[INSTRUCTION]
Write out every entry precisely as given, leaving the pictures out.

[INPUT]
+---+

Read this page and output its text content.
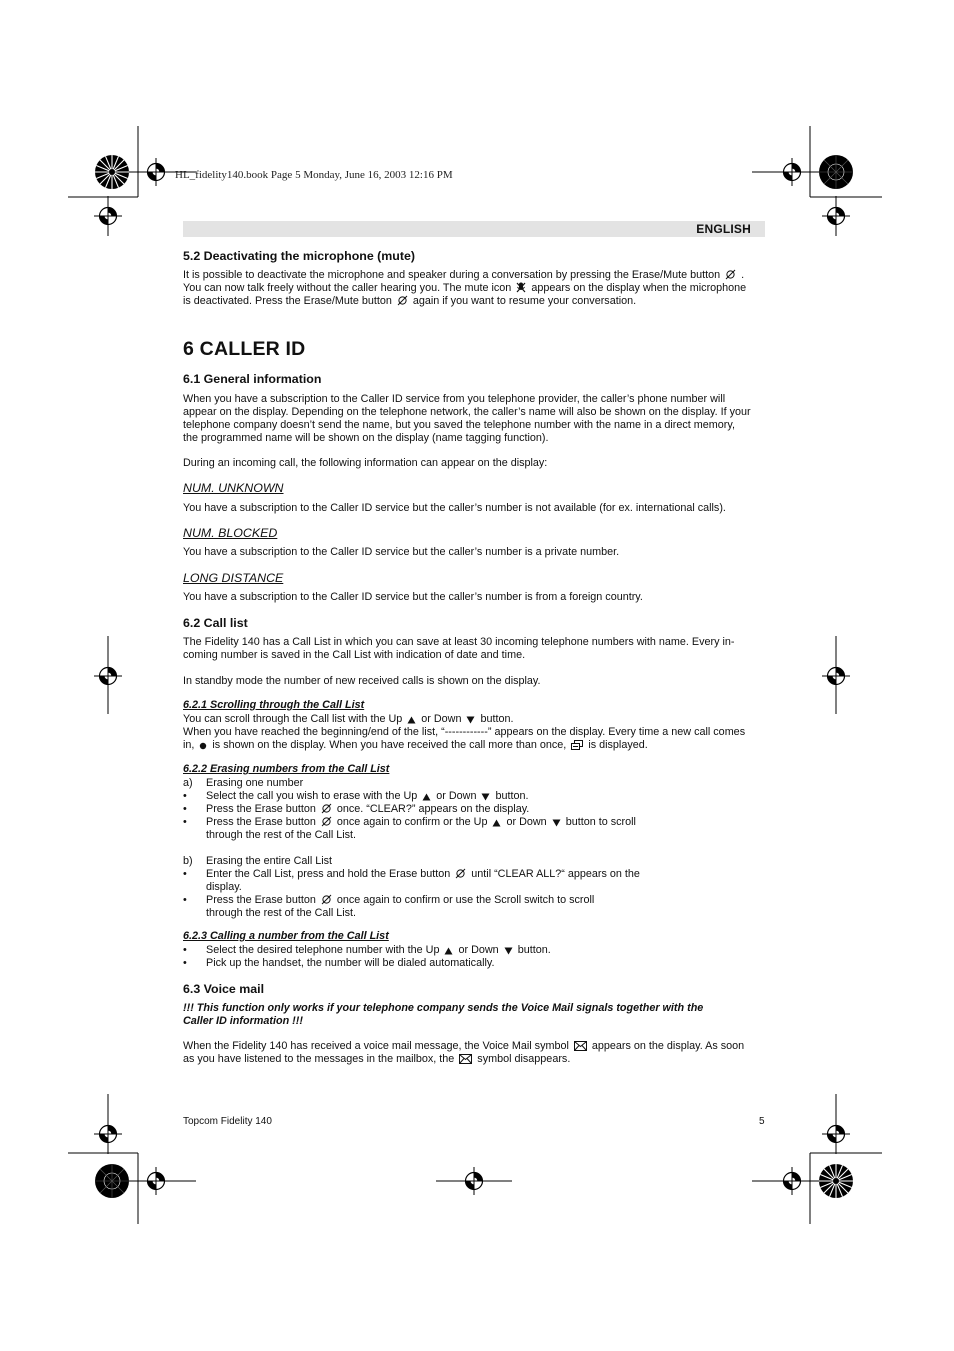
HL_fidelity140.book Page 5 Monday, June 16, 2003 12:16 PM
ENGLISH
5.2 Deactivating the microphone (mute)
It is possible to deactivate the microphone and speaker during a conversation by pressing the Erase/Mute button .
You can now talk freely without the caller hearing you. The mute icon appears on the display when the microphone
is deactivated. Press the Erase/Mute button again if you want to resume your conversation.
6 CALLER ID
6.1 General information
When you have a subscription to the Caller ID service from you telephone provider, the caller’s phone number will
appear on the display. Depending on the telephone network, the caller’s name will also be shown on the display. If your
telephone company doesn’t send the name, but you saved the telephone number with the name in a direct memory,
the programmed name will be shown on the display (name tagging function).
During an incoming call, the following information can appear on the display:
NUM. UNKNOWN
You have a subscription to the Caller ID service but the caller’s number is not available (for ex. international calls).
NUM. BLOCKED
You have a subscription to the Caller ID service but the caller’s number is a private number.
LONG DISTANCE
You have a subscription to the Caller ID service but the caller’s number is from a foreign country.
6.2 Call list
The Fidelity 140 has a Call List in which you can save at least 30 incoming telephone numbers with name. Every in-
coming number is saved in the Call List with indication of date and time.
In standby mode the number of new received calls is shown on the display.
6.2.1 Scrolling through the Call List
You can scroll through the Call list with the Up or Down button.
When you have reached the beginning/end of the list, “------------” appears on the display. Every time a new call comes
in, is shown on the display. When you have received the call more than once, is displayed.
6.2.2 Erasing numbers from the Call List
a) Erasing one number
• Select the call you wish to erase with the Up or Down button.
• Press the Erase button once. “CLEAR?” appears on the display.
• Press the Erase button once again to confirm or the Up or Down button to scroll
through the rest of the Call List.
b) Erasing the entire Call List
• Enter the Call List, press and hold the Erase button until “CLEAR ALL?“ appears on the
display.
• Press the Erase button once again to confirm or use the Scroll switch to scroll
through the rest of the Call List.
6.2.3 Calling a number from the Call List
• Select the desired telephone number with the Up or Down button.
• Pick up the handset, the number will be dialed automatically.
6.3 Voice mail
!!! This function only works if your telephone company sends the Voice Mail signals together with the
Caller ID information !!!
When the Fidelity 140 has received a voice mail message, the Voice Mail symbol appears on the display. As soon
as you have listened to the messages in the mailbox, the symbol disappears.
Topcom Fidelity 140	5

+---+

[RESPONSE]
Read this page and output its text content.
HL_fidelity140.book Page 5 Monday, June 16, 2003 12:16 PM
ENGLISH
5.2 Deactivating the microphone (mute)
It is possible to deactivate the microphone and speaker during a conversation by pressing the Erase/Mute button .
You can now talk freely without the caller hearing you. The mute icon appears on the display when the microphone
is deactivated. Press the Erase/Mute button again if you want to resume your conversation.
6 CALLER ID
6.1 General information
When you have a subscription to the Caller ID service from you telephone provider, the caller’s phone number will
appear on the display. Depending on the telephone network, the caller’s name will also be shown on the display. If your
telephone company doesn’t send the name, but you saved the telephone number with the name in a direct memory,
the programmed name will be shown on the display (name tagging function).
During an incoming call, the following information can appear on the display:
NUM. UNKNOWN
You have a subscription to the Caller ID service but the caller’s number is not available (for ex. international calls).
NUM. BLOCKED
You have a subscription to the Caller ID service but the caller’s number is a private number.
LONG DISTANCE
You have a subscription to the Caller ID service but the caller’s number is from a foreign country.
6.2 Call list
The Fidelity 140 has a Call List in which you can save at least 30 incoming telephone numbers with name. Every in-
coming number is saved in the Call List with indication of date and time.
In standby mode the number of new received calls is shown on the display.
6.2.1 Scrolling through the Call List
You can scroll through the Call list with the Up or Down button.
When you have reached the beginning/end of the list, “------------” appears on the display. Every time a new call comes
in, is shown on the display. When you have received the call more than once, is displayed.
6.2.2 Erasing numbers from the Call List
a) Erasing one number
• Select the call you wish to erase with the Up or Down button.
• Press the Erase button once. “CLEAR?” appears on the display.
• Press the Erase button once again to confirm or the Up or Down button to scroll
through the rest of the Call List.
b) Erasing the entire Call List
• Enter the Call List, press and hold the Erase button until “CLEAR ALL?“ appears on the
display.
• Press the Erase button once again to confirm or use the Scroll switch to scroll
through the rest of the Call List.
6.2.3 Calling a number from the Call List
• Select the desired telephone number with the Up or Down button.
• Pick up the handset, the number will be dialed automatically.
6.3 Voice mail
!!! This function only works if your telephone company sends the Voice Mail signals together with the
Caller ID information !!!
When the Fidelity 140 has received a voice mail message, the Voice Mail symbol appears on the display. As soon
as you have listened to the messages in the mailbox, the symbol disappears.
Topcom Fidelity 140	5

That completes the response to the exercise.